Description of the task -
According to the MAC passage, what can the column of bits at `(1 << (M-1))` be summed into before compilation?

Given passage -
::::
The column of bits at `(1 << (M-1))` can be summed together prior to compilation into one constant value of `(K << (M-1))`. Therefore, the final MAC output can be shown by:
```
~p0_0[4] p0_0[3] p0_0[2] p0_0[1] p0_0[0]
~p1_0[4] p1_0[3] p1_0[2] p1_0[1] p1_0[0]
~p2_0[4] p2_0[3] p2_0[2] p2_0[1] p2_0[0]
~p3_0[4] p3_0[3] p3_0[2] p3_0[1] p3_0[0]
~p4_0[4] p4_0[3] p4_0[2] p4_0[1] p4_0[0]
~p0_1[4] p0_1[3] p0_1[2] p0_1[1] p0_1[0]
~p1_1[4] p1_1[3] p1_1[2] p1_1[1] p1_1[0]
~p2_1[4] p2_1[3] p2_1[2] p2_1[1] p2_1[0]
~p3_1[4] p3_1[3] p3_1[2] p3_1[1] p3_1[0]
~p4_1[4] p4_1[3] p4_1[2] p4_1[1] p4_1[0]
~p0_2[4] p0_2[3] p0_2[2] p0_2[1] p0_2[0]
~p1_2[4] p1_2[3] p1_2[2] p1_2[1] p1_2[0]
~p2_2[4] p2_2[3] p2_2[2] p2_2[1] p2_2[0]
~p3_2[4] p3_2[3] p3_2[2] p3_2[1] p3_2[0]
~p4_2[4] p4_2[3] p4_2[2] p4_2[1] p4_2[0]
p0_3[4] ~p0_3[3] ~p0_3[2] ~p0_3[1] ~p0_3[0]
p1_3[4] ~p1_3[3] ~p1_3[2] ~p1_3[1] ~p1_3[0]
p2_3[4] ~p2_3[3] ~p2_3[2] ~p2_3[1] ~p2_3[0]
p3_3[4] ~p3_3[3] ~p3_3[2] ~p3_3[1] ~p3_3[0]
p4_3[4] ~p4_3[3] ~p4_3[2] ~p4_3[1] ~p4_3[0]
+ 0 0 0 0 0 0 1 0 1 0 0 0
------------------------------------------------------------------------------------------------------------
~P[11] ~P[10] ~P[9] ~P[8] P[7] P[6] P[5] P[4] P[3] P[2] P[1] P[0]
```
This is the final form used in the MAC unit.
::::
[Items from a dataset]

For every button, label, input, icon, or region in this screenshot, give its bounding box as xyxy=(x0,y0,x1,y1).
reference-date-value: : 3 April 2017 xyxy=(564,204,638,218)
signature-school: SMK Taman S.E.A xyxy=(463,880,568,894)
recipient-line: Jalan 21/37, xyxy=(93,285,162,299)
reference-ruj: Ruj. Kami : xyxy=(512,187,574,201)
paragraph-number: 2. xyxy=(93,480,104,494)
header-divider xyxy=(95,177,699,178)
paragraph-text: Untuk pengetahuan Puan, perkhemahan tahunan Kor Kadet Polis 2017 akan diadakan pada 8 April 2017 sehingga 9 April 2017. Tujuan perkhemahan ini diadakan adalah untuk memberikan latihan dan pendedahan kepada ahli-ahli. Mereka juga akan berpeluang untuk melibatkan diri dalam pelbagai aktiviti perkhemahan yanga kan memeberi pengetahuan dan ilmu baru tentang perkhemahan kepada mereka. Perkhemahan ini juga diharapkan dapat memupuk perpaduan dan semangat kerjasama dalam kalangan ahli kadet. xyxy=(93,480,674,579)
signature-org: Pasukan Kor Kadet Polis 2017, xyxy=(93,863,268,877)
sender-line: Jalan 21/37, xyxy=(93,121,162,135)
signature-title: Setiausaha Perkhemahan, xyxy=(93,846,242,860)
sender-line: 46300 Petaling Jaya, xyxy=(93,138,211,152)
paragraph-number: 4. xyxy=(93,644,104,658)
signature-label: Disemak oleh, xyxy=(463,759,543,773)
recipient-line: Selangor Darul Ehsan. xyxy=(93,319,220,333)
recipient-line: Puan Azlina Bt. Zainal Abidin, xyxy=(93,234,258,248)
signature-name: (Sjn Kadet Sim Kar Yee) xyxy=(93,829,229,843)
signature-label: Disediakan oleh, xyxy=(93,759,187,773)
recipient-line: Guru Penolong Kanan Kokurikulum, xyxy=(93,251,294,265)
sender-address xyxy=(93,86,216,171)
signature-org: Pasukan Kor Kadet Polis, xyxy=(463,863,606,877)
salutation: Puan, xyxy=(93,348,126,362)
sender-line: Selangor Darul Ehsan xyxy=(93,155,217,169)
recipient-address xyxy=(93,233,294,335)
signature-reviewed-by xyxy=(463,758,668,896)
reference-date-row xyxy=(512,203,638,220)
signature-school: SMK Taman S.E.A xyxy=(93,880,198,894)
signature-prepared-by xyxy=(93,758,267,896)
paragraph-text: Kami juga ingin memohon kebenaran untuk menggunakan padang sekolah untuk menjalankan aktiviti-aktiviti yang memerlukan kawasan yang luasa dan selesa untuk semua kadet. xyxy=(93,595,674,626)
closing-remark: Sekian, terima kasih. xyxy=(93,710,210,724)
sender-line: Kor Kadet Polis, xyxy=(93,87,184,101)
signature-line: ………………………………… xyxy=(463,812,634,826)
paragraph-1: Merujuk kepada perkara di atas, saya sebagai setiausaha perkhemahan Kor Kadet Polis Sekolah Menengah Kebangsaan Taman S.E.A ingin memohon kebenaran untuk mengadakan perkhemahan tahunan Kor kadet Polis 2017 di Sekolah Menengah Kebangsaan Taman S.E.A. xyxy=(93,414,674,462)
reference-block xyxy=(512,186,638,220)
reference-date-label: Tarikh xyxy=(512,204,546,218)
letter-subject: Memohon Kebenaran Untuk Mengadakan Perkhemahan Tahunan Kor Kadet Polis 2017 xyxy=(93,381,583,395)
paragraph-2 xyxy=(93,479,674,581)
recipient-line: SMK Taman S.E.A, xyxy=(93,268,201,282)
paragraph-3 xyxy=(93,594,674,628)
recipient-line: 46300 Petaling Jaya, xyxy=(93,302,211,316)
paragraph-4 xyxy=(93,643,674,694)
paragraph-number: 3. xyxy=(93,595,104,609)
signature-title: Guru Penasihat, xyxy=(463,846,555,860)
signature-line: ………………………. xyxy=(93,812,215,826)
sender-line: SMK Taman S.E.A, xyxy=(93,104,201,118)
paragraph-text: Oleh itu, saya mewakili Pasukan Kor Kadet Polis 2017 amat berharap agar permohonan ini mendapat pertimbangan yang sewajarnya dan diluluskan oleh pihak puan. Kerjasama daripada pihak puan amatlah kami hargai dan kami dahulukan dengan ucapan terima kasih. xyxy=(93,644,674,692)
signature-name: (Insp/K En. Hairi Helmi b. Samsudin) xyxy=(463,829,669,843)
::::
Written solution -
One constant value of `(K << (M-1))`.